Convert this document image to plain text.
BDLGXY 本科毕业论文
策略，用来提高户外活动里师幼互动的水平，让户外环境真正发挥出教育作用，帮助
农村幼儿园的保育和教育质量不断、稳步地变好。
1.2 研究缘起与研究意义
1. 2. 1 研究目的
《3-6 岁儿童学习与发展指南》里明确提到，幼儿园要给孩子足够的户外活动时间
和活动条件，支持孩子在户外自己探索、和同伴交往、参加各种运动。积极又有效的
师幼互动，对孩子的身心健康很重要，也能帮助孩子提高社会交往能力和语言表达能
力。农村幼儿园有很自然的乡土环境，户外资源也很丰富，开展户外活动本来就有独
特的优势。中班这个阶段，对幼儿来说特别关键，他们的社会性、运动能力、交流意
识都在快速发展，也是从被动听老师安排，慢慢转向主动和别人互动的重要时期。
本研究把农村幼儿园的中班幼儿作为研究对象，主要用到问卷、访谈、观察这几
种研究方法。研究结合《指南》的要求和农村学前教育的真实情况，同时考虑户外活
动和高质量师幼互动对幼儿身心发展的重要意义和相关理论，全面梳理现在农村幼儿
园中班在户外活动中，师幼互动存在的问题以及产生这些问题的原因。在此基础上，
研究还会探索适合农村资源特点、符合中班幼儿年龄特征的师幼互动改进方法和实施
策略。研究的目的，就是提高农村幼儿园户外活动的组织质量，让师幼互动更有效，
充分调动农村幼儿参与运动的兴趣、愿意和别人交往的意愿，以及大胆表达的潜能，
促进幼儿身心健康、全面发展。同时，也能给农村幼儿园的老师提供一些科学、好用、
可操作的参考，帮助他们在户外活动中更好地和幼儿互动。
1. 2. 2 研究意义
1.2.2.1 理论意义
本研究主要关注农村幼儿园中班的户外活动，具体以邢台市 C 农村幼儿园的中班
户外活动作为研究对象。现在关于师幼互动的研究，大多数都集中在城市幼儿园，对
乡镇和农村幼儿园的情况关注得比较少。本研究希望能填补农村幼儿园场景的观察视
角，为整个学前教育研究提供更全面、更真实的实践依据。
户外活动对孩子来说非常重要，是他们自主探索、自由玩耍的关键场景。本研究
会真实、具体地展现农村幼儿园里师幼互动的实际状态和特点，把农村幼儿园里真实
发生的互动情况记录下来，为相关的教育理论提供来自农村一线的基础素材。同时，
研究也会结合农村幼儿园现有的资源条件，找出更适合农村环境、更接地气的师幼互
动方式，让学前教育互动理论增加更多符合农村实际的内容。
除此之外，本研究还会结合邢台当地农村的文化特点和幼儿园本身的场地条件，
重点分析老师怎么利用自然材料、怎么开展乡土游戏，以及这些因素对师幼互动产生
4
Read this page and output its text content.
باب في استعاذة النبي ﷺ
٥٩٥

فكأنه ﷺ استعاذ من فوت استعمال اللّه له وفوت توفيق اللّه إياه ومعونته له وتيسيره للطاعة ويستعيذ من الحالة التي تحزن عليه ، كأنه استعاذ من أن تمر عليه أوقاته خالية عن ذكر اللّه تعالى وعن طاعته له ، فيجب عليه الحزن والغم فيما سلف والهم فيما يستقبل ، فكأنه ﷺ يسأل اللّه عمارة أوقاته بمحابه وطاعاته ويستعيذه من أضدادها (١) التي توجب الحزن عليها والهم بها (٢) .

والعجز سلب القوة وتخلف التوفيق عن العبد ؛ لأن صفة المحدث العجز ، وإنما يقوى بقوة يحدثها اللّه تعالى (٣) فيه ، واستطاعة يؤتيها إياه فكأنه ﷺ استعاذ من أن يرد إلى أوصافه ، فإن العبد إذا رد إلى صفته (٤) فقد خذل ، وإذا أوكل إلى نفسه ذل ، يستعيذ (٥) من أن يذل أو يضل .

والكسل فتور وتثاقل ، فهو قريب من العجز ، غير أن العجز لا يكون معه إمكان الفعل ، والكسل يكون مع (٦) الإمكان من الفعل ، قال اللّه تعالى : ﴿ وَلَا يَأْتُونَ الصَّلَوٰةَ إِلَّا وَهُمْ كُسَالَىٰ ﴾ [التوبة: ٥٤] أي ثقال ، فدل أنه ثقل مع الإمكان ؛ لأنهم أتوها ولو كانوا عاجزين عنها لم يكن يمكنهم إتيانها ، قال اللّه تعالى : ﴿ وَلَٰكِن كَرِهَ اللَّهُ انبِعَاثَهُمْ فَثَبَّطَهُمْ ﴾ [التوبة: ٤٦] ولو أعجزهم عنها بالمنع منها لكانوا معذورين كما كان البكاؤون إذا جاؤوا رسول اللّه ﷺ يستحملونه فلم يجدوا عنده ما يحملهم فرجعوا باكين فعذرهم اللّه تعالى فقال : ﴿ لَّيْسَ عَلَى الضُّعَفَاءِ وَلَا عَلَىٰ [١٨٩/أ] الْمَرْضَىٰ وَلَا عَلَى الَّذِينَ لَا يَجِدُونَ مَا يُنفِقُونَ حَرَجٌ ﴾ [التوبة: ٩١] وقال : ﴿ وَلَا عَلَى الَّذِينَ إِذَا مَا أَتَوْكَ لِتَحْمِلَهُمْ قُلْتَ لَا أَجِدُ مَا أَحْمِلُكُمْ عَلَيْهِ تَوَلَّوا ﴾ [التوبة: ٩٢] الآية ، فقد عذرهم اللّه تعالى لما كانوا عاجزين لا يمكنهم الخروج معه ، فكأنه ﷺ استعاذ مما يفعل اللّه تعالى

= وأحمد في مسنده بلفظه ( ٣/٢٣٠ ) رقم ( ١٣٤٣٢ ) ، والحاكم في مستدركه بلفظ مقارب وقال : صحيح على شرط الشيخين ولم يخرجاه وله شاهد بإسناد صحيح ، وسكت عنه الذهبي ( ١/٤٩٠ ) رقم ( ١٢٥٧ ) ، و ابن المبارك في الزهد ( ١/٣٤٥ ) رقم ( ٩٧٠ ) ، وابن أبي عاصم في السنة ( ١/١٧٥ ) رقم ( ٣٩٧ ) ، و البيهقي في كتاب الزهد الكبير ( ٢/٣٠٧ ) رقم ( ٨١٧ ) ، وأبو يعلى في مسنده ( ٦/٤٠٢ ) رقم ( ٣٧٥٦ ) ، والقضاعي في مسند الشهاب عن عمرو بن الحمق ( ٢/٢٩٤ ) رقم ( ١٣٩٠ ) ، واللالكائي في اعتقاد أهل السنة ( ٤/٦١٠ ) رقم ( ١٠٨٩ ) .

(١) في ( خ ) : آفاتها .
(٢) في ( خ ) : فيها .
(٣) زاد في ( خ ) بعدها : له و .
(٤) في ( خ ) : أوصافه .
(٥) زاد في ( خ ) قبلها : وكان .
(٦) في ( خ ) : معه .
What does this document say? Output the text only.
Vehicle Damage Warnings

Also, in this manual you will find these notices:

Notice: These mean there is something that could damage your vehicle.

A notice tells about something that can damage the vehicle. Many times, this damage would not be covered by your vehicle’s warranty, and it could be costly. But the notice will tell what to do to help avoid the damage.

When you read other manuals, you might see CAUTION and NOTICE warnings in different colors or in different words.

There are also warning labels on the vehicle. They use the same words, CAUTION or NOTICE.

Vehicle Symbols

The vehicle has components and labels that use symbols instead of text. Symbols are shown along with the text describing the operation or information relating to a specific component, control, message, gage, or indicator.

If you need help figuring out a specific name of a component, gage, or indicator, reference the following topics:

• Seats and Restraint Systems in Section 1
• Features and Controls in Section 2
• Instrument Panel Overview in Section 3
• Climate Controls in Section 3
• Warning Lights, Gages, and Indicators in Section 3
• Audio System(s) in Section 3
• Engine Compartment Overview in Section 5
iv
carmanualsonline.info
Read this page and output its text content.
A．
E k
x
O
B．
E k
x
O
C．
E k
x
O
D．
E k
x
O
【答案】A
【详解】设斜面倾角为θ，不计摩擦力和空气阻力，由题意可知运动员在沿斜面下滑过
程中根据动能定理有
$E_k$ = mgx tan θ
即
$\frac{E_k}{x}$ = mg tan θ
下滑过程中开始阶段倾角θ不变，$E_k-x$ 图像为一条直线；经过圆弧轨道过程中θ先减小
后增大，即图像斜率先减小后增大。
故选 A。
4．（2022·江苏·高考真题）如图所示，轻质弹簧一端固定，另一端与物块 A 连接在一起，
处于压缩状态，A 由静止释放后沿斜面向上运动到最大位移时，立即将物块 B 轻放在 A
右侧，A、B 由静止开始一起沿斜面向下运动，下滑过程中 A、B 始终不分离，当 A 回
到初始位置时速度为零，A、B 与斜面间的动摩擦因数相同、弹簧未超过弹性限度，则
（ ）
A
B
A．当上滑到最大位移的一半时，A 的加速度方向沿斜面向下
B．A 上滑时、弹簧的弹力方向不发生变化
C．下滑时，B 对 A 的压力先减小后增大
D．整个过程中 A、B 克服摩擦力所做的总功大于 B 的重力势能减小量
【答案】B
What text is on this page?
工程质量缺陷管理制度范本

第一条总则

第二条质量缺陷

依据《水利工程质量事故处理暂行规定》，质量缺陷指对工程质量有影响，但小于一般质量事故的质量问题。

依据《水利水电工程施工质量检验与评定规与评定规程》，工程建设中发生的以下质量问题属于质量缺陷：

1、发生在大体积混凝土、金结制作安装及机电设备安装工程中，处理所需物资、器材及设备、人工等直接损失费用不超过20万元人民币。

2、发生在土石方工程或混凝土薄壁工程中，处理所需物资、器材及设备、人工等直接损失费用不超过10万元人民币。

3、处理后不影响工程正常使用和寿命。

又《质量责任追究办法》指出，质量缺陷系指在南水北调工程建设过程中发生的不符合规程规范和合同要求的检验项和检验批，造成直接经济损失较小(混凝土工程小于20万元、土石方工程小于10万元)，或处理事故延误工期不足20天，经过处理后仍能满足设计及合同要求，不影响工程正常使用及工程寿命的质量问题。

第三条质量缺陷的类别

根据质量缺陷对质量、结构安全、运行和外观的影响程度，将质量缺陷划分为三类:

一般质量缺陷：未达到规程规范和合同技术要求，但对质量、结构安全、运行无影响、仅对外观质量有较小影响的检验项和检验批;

================================

- _WRITTEN EXERCISE_
Search the records for the word "words". Copy every line that has it.

- _SOLUTION FOR THIS TASK_
When you read other manuals, you might see CAUTION and NOTICE warnings in different colors or in different words.
There are also warning labels on the vehicle. They use the same words, CAUTION or NOTICE.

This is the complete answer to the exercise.